§ Records from a dataset:
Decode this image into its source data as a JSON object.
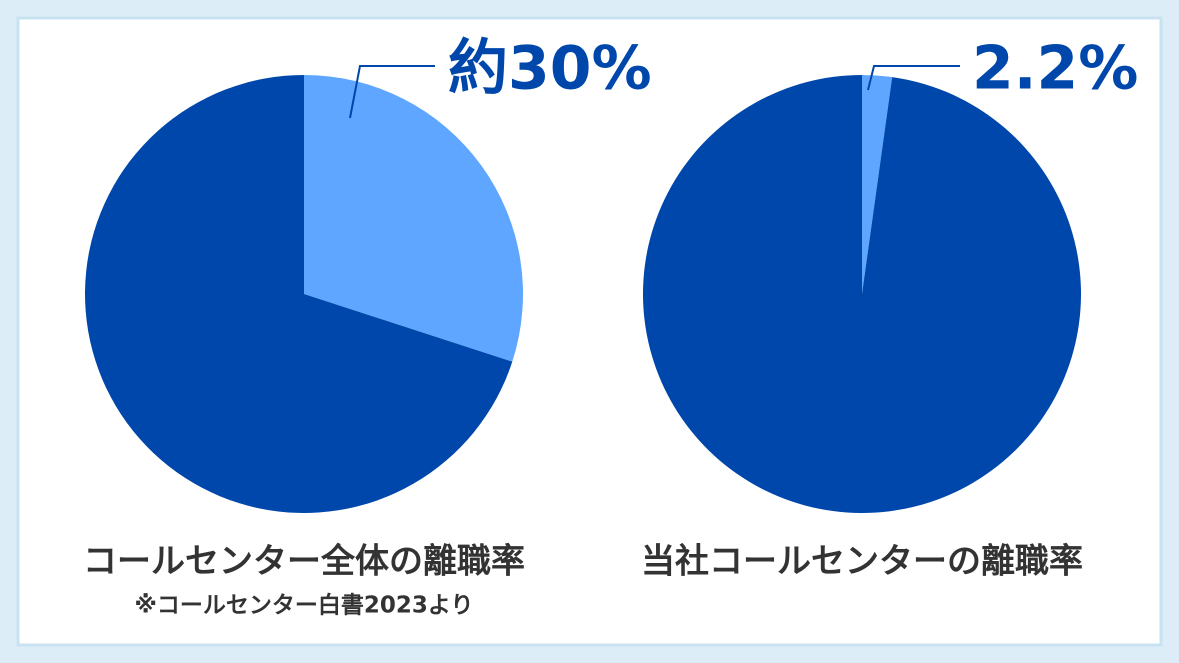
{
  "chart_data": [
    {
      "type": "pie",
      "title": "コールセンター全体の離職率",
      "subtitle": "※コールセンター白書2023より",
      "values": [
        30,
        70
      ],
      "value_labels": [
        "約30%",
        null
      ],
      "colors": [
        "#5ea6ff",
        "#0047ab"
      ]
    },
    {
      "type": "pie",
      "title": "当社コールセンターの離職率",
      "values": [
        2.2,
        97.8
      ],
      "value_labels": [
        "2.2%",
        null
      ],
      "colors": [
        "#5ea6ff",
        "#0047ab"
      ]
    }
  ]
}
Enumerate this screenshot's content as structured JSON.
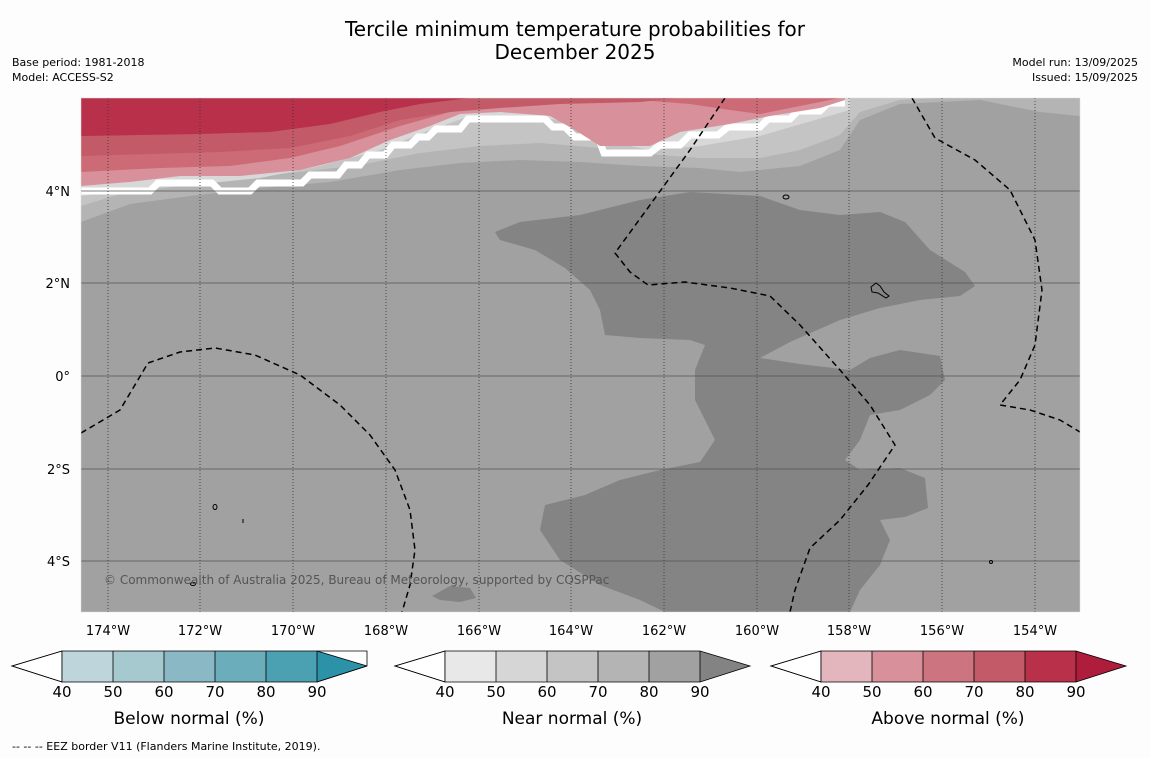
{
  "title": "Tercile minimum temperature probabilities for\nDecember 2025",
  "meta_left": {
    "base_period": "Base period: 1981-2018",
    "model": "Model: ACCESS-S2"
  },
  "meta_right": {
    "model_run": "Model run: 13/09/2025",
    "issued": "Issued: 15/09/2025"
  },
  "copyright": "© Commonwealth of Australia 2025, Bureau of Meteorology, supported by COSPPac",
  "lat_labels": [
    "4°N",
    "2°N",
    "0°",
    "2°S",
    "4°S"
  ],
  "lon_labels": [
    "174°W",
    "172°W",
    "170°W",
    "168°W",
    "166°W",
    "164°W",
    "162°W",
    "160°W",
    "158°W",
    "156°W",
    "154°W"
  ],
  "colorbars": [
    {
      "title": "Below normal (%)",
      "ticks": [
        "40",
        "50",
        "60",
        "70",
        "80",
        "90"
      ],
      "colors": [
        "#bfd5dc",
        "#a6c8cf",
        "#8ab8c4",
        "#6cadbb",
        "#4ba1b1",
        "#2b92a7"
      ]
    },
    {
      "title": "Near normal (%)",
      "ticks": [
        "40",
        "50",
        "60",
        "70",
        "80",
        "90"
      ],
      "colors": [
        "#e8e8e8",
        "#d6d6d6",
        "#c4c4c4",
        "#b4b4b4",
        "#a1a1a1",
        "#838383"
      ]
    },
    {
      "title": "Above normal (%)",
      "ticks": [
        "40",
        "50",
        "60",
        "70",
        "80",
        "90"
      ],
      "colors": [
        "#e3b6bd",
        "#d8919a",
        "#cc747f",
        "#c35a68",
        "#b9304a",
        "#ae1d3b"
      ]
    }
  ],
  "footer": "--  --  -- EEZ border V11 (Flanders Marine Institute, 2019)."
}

§ Stated problem: Copy in full each line that holds the word "normal".

§ Output:
      "title": "Below normal (%)",
      "title": "Near normal (%)",
      "title": "Above normal (%)",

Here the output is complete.